| Requirements |
Find the word "title" in the data. Return every line where it appears.

| Supplied records |
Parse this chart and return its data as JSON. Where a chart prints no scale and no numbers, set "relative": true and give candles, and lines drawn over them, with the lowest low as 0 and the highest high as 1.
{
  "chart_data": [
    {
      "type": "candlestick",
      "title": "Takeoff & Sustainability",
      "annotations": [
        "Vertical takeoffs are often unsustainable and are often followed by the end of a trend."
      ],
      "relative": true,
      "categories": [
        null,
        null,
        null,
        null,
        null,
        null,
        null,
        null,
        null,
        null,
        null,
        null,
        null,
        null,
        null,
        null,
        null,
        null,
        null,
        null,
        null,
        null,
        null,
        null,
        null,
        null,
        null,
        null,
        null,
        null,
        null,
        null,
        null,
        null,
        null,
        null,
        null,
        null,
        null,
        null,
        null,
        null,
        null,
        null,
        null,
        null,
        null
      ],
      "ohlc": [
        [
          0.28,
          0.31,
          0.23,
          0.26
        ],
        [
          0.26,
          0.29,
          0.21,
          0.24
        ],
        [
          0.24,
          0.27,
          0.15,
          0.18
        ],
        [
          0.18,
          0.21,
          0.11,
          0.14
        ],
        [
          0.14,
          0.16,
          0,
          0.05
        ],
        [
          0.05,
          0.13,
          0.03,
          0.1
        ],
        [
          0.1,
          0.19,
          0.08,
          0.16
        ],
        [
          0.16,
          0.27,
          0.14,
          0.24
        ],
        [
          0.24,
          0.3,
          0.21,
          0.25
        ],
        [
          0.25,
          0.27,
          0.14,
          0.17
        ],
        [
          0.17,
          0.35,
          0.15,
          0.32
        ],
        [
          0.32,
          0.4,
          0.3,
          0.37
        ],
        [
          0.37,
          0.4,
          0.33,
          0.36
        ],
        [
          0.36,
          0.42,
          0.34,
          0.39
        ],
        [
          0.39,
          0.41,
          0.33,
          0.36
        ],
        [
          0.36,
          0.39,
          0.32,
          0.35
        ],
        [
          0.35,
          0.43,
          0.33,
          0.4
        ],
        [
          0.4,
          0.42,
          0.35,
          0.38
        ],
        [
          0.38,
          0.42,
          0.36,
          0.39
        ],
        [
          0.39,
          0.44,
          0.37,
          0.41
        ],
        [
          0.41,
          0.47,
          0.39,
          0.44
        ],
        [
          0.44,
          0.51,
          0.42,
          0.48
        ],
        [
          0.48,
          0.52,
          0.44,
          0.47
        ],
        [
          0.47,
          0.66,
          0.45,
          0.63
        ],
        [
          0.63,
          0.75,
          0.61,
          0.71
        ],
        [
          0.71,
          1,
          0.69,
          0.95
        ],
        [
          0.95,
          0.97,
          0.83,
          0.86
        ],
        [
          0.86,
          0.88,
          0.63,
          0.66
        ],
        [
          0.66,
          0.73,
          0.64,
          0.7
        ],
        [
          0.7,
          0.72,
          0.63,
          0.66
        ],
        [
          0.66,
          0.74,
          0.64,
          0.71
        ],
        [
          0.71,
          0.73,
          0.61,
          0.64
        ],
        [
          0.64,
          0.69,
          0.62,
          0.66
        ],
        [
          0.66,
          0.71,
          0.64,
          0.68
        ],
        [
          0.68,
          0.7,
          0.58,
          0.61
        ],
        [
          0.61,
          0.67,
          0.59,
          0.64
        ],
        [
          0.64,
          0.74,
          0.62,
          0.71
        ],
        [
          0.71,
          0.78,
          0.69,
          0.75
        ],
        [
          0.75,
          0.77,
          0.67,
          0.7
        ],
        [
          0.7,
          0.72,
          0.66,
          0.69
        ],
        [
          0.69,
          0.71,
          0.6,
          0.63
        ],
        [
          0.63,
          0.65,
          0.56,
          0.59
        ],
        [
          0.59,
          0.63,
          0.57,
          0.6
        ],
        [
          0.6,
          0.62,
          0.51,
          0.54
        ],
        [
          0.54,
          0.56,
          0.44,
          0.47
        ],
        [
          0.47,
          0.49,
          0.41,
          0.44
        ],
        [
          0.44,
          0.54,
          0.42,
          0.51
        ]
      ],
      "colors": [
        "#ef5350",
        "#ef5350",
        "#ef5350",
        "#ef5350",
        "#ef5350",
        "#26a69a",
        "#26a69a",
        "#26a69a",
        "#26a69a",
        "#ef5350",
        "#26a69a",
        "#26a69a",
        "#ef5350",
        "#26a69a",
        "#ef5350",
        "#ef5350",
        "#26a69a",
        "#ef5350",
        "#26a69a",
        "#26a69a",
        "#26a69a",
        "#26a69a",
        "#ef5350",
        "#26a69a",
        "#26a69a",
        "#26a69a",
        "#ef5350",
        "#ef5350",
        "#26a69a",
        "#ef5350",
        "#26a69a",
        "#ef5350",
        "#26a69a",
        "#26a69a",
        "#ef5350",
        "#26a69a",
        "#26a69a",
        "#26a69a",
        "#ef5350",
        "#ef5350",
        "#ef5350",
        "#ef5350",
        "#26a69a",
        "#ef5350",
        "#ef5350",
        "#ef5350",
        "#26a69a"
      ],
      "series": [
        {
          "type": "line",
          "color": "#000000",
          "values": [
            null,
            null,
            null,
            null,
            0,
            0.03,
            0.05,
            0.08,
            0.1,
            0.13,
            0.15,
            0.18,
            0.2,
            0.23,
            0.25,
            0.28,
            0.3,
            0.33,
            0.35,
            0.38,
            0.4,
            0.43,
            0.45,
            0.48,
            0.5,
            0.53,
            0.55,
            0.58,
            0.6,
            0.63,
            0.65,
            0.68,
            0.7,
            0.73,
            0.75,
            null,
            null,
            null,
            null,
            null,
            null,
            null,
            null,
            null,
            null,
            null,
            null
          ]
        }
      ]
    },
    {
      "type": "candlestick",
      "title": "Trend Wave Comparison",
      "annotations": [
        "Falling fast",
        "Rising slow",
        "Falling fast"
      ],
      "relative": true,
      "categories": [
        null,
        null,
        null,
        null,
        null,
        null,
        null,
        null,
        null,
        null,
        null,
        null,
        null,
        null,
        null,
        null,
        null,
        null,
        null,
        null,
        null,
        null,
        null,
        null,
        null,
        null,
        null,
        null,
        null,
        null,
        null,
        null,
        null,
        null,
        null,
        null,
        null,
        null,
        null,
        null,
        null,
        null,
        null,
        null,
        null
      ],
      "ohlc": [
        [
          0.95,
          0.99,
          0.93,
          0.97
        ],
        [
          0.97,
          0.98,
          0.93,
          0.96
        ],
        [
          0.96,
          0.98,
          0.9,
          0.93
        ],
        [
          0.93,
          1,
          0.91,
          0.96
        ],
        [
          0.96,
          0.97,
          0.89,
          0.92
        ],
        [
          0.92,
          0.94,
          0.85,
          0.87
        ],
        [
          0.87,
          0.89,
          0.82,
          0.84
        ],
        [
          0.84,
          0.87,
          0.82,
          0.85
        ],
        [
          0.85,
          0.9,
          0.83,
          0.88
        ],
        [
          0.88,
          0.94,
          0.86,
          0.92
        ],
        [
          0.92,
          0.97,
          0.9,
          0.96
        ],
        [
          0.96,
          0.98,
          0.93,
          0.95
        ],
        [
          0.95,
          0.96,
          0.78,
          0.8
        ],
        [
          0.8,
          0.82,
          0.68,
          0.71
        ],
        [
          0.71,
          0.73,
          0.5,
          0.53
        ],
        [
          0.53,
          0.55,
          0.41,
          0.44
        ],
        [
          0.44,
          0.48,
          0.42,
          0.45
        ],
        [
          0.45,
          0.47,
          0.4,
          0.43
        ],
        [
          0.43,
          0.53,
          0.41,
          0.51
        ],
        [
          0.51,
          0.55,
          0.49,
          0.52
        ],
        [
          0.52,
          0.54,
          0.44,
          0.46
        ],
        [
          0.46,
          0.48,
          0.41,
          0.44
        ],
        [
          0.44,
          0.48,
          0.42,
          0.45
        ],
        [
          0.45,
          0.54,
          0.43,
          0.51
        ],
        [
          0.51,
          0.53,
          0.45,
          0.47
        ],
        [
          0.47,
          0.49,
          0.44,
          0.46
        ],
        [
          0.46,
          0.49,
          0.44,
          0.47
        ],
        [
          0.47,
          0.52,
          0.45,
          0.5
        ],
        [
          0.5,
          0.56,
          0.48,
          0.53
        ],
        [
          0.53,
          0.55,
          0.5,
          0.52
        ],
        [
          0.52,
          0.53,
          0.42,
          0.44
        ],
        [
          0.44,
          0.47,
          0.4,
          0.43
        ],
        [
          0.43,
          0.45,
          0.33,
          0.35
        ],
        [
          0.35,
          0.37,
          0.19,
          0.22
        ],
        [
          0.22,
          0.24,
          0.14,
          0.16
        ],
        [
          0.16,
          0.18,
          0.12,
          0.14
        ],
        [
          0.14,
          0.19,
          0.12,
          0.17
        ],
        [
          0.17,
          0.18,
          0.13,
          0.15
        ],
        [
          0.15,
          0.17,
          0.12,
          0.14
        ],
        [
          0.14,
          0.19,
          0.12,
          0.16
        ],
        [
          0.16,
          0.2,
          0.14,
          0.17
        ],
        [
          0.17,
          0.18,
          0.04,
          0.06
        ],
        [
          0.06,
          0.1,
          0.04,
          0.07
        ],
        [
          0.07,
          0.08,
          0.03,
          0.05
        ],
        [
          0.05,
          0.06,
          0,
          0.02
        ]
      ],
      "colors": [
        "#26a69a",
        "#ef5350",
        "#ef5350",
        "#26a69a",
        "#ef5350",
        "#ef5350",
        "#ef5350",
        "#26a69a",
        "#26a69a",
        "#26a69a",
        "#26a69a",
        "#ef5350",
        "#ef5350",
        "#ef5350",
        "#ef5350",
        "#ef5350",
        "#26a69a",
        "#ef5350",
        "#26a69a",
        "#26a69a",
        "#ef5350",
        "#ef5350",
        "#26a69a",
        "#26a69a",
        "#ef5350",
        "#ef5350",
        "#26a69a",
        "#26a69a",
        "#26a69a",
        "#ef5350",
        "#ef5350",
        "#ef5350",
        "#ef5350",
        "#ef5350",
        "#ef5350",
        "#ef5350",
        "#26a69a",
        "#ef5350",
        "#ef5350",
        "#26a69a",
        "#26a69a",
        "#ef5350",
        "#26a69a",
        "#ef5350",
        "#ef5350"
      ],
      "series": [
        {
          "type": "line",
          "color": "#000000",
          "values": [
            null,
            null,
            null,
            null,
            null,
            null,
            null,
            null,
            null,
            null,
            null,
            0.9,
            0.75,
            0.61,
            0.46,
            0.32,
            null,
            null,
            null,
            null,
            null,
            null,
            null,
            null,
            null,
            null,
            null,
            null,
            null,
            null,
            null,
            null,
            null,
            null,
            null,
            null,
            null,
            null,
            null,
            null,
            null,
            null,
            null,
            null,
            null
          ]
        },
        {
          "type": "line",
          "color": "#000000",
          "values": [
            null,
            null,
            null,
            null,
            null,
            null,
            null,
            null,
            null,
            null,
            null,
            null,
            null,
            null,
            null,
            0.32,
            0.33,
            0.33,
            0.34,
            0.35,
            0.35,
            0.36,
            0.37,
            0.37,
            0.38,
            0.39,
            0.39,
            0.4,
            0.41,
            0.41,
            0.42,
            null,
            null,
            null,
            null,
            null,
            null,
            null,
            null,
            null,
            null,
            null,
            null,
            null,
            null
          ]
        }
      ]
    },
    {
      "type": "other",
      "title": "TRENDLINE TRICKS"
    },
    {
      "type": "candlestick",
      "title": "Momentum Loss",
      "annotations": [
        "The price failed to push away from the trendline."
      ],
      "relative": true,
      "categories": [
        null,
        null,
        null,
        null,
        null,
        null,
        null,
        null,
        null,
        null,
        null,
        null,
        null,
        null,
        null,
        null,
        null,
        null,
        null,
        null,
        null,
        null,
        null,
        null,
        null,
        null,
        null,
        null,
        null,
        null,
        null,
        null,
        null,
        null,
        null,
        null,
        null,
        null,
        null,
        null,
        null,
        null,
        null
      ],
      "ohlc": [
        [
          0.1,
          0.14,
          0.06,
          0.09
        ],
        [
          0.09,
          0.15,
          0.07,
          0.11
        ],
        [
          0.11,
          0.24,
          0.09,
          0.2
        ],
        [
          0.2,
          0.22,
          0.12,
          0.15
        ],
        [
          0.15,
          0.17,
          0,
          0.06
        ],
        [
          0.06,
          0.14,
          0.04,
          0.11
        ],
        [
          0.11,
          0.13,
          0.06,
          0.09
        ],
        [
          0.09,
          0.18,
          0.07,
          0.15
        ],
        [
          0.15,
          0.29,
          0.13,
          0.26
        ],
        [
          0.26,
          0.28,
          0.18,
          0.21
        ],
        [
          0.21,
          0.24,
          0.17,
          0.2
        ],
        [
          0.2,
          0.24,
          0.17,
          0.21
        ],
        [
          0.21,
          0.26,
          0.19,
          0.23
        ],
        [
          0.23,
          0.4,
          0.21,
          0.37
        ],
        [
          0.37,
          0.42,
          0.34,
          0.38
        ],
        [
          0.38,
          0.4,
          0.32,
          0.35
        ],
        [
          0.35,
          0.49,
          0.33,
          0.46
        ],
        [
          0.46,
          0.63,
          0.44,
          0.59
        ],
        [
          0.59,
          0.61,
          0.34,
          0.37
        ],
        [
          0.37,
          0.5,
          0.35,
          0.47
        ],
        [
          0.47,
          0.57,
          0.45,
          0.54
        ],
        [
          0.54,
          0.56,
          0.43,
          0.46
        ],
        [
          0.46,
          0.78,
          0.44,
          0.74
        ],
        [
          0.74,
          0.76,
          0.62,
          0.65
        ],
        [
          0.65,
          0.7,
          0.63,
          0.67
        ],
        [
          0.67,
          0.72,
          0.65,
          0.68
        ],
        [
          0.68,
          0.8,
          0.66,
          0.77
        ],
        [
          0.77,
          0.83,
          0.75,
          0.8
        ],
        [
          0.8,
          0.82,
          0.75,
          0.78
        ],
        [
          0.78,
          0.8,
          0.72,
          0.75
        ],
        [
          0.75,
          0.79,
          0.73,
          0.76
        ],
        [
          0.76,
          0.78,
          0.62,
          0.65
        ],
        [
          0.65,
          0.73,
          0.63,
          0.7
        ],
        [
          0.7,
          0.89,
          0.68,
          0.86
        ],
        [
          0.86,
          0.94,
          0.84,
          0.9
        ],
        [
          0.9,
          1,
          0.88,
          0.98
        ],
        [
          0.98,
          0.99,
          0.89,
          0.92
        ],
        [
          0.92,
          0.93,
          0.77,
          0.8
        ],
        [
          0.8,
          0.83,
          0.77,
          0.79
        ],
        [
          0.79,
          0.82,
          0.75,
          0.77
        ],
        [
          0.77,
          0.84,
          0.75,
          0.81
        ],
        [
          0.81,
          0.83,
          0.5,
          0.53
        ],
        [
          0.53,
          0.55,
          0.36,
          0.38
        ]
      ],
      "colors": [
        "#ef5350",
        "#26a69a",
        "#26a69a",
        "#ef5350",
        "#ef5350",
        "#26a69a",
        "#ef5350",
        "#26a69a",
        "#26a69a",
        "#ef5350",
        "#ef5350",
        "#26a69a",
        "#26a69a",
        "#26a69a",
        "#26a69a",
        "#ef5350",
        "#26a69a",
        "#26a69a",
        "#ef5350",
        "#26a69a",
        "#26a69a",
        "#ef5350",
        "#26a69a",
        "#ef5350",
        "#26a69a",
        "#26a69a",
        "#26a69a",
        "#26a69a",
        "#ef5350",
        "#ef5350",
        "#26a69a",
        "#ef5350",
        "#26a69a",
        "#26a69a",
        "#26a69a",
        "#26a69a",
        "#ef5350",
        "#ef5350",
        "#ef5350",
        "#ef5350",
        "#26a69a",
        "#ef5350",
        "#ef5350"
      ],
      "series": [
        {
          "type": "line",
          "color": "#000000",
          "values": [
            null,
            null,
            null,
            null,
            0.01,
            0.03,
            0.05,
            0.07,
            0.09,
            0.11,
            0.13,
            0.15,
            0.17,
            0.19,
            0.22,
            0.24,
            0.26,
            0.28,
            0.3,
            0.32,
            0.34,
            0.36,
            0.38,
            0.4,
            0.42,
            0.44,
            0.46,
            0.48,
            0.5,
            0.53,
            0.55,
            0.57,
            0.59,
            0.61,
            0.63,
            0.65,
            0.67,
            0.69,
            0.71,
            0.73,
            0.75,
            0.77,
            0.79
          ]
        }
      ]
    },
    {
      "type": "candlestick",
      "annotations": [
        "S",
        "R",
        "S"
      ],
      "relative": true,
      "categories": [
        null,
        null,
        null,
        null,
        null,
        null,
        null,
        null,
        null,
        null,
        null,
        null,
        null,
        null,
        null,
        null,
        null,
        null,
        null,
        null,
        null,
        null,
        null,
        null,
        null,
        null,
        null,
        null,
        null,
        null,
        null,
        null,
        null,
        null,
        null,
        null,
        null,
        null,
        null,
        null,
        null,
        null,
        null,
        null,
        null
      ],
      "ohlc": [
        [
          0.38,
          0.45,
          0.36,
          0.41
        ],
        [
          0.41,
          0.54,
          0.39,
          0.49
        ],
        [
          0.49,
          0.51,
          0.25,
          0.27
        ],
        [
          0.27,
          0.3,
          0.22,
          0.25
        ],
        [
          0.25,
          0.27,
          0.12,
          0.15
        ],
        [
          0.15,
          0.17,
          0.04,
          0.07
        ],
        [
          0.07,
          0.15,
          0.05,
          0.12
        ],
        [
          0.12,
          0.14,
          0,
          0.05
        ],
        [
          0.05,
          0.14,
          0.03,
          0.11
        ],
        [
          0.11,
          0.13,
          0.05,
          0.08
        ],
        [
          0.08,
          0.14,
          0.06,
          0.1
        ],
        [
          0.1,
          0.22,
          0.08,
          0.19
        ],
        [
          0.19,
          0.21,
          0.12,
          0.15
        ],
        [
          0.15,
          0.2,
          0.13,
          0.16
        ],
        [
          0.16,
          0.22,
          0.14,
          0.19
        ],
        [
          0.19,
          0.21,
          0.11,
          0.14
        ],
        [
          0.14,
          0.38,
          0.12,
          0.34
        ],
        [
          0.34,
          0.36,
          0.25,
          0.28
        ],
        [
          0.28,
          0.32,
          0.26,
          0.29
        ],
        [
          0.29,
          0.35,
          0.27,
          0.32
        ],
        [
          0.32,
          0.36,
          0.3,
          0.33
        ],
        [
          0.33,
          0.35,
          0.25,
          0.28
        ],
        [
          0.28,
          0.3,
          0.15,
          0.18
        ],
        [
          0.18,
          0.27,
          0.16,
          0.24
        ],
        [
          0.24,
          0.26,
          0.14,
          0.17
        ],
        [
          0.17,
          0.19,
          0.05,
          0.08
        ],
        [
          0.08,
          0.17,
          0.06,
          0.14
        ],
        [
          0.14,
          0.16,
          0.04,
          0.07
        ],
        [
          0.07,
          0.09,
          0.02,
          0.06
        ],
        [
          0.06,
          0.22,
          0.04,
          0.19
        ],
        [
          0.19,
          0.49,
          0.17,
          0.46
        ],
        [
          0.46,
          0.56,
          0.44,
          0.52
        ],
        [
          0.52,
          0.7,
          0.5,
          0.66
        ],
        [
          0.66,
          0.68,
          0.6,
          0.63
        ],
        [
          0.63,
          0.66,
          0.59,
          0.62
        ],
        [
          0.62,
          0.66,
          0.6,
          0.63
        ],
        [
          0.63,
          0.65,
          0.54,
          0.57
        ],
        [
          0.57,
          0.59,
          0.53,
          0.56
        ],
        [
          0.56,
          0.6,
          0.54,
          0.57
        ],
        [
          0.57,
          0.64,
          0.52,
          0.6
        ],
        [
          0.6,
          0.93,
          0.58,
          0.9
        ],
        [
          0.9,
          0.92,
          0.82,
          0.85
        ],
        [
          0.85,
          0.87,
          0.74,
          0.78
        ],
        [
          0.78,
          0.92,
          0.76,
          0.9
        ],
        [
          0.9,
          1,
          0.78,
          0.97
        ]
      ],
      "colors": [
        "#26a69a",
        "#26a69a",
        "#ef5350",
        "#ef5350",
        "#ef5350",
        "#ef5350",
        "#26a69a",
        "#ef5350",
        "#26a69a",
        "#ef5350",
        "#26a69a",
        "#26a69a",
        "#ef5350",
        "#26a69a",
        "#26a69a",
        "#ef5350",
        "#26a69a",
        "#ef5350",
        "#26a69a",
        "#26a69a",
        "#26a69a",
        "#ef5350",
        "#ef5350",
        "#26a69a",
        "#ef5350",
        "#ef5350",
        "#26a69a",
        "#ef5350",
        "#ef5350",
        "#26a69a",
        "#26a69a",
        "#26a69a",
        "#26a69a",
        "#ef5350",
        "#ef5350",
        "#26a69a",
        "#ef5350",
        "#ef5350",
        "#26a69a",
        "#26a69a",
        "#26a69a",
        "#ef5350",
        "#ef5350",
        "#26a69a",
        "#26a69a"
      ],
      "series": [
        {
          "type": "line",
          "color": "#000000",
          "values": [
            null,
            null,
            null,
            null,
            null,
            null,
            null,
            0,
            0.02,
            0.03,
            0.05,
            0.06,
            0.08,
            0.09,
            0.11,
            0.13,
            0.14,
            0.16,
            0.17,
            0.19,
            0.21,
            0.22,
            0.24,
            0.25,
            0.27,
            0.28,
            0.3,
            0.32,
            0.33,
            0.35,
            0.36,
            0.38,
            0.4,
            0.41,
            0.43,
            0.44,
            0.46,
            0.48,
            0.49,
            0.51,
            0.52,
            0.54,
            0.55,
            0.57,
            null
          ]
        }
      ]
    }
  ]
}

| Response |
      "title": "Takeoff & Sustainability",
      "title": "Trend Wave Comparison",
      "title": "TRENDLINE TRICKS"
      "title": "Momentum Loss",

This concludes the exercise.